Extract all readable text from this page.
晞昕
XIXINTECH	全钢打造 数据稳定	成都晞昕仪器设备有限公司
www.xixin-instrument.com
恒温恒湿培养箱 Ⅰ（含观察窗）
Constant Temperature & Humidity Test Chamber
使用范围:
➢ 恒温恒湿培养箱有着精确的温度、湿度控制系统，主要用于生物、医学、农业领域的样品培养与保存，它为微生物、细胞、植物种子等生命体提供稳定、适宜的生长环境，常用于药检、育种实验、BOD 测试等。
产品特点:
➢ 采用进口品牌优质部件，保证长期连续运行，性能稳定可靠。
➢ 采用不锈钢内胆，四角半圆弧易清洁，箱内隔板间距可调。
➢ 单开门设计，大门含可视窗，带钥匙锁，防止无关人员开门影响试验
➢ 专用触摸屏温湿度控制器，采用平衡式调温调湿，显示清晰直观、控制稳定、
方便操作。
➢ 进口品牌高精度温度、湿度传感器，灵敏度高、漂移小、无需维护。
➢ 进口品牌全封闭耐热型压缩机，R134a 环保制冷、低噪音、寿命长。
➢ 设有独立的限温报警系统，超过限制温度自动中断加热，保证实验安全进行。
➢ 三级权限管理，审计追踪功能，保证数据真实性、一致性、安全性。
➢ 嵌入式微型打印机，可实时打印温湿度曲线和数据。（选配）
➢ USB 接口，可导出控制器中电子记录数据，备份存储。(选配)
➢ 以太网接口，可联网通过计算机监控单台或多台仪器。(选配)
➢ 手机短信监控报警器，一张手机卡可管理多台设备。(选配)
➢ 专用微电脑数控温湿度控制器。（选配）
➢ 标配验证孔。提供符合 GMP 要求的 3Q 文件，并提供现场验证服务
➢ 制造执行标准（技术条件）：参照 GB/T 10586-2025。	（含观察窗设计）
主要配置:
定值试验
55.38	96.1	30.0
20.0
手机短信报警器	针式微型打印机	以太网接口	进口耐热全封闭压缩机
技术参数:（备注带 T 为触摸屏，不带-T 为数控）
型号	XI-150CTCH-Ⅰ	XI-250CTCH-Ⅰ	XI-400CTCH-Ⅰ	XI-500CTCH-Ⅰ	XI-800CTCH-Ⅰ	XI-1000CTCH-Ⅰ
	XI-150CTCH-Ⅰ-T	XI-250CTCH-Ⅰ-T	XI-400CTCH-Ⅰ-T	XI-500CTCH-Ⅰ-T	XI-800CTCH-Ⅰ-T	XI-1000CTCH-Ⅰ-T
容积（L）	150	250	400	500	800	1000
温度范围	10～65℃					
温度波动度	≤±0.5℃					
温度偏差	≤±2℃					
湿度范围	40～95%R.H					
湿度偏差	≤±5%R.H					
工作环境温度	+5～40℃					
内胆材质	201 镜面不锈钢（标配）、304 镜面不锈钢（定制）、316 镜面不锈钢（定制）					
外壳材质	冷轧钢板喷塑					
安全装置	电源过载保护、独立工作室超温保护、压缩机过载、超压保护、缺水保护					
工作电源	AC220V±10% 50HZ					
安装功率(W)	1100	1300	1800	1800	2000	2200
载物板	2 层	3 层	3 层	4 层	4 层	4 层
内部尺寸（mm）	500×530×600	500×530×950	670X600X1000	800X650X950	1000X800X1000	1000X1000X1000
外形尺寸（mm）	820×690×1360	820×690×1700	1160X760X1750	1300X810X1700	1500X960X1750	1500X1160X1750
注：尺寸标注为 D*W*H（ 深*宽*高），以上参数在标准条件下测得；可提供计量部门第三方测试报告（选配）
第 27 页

▶ _Exercise description_
Every line of the material must be returned exactly as it appears.

▶ _The reply_
Extract all readable text from this page.
晞昕
XIXINTECH	全钢打造 数据稳定	成都晞昕仪器设备有限公司
www.xixin-instrument.com
恒温恒湿培养箱 Ⅰ（含观察窗）
Constant Temperature & Humidity Test Chamber
使用范围:
➢ 恒温恒湿培养箱有着精确的温度、湿度控制系统，主要用于生物、医学、农业领域的样品培养与保存，它为微生物、细胞、植物种子等生命体提供稳定、适宜的生长环境，常用于药检、育种实验、BOD 测试等。
产品特点:
➢ 采用进口品牌优质部件，保证长期连续运行，性能稳定可靠。
➢ 采用不锈钢内胆，四角半圆弧易清洁，箱内隔板间距可调。
➢ 单开门设计，大门含可视窗，带钥匙锁，防止无关人员开门影响试验
➢ 专用触摸屏温湿度控制器，采用平衡式调温调湿，显示清晰直观、控制稳定、
方便操作。
➢ 进口品牌高精度温度、湿度传感器，灵敏度高、漂移小、无需维护。
➢ 进口品牌全封闭耐热型压缩机，R134a 环保制冷、低噪音、寿命长。
➢ 设有独立的限温报警系统，超过限制温度自动中断加热，保证实验安全进行。
➢ 三级权限管理，审计追踪功能，保证数据真实性、一致性、安全性。
➢ 嵌入式微型打印机，可实时打印温湿度曲线和数据。（选配）
➢ USB 接口，可导出控制器中电子记录数据，备份存储。(选配)
➢ 以太网接口，可联网通过计算机监控单台或多台仪器。(选配)
➢ 手机短信监控报警器，一张手机卡可管理多台设备。(选配)
➢ 专用微电脑数控温湿度控制器。（选配）
➢ 标配验证孔。提供符合 GMP 要求的 3Q 文件，并提供现场验证服务
➢ 制造执行标准（技术条件）：参照 GB/T 10586-2025。	（含观察窗设计）
主要配置:
定值试验
55.38	96.1	30.0
20.0
手机短信报警器	针式微型打印机	以太网接口	进口耐热全封闭压缩机
技术参数:（备注带 T 为触摸屏，不带-T 为数控）
型号	XI-150CTCH-Ⅰ	XI-250CTCH-Ⅰ	XI-400CTCH-Ⅰ	XI-500CTCH-Ⅰ	XI-800CTCH-Ⅰ	XI-1000CTCH-Ⅰ
	XI-150CTCH-Ⅰ-T	XI-250CTCH-Ⅰ-T	XI-400CTCH-Ⅰ-T	XI-500CTCH-Ⅰ-T	XI-800CTCH-Ⅰ-T	XI-1000CTCH-Ⅰ-T
容积（L）	150	250	400	500	800	1000
温度范围	10～65℃					
温度波动度	≤±0.5℃					
温度偏差	≤±2℃					
湿度范围	40～95%R.H					
湿度偏差	≤±5%R.H					
工作环境温度	+5～40℃					
内胆材质	201 镜面不锈钢（标配）、304 镜面不锈钢（定制）、316 镜面不锈钢（定制）					
外壳材质	冷轧钢板喷塑					
安全装置	电源过载保护、独立工作室超温保护、压缩机过载、超压保护、缺水保护					
工作电源	AC220V±10% 50HZ					
安装功率(W)	1100	1300	1800	1800	2000	2200
载物板	2 层	3 层	3 层	4 层	4 层	4 层
内部尺寸（mm）	500×530×600	500×530×950	670X600X1000	800X650X950	1000X800X1000	1000X1000X1000
外形尺寸（mm）	820×690×1360	820×690×1700	1160X760X1750	1300X810X1700	1500X960X1750	1500X1160X1750
注：尺寸标注为 D*W*H（ 深*宽*高），以上参数在标准条件下测得；可提供计量部门第三方测试报告（选配）
第 27 页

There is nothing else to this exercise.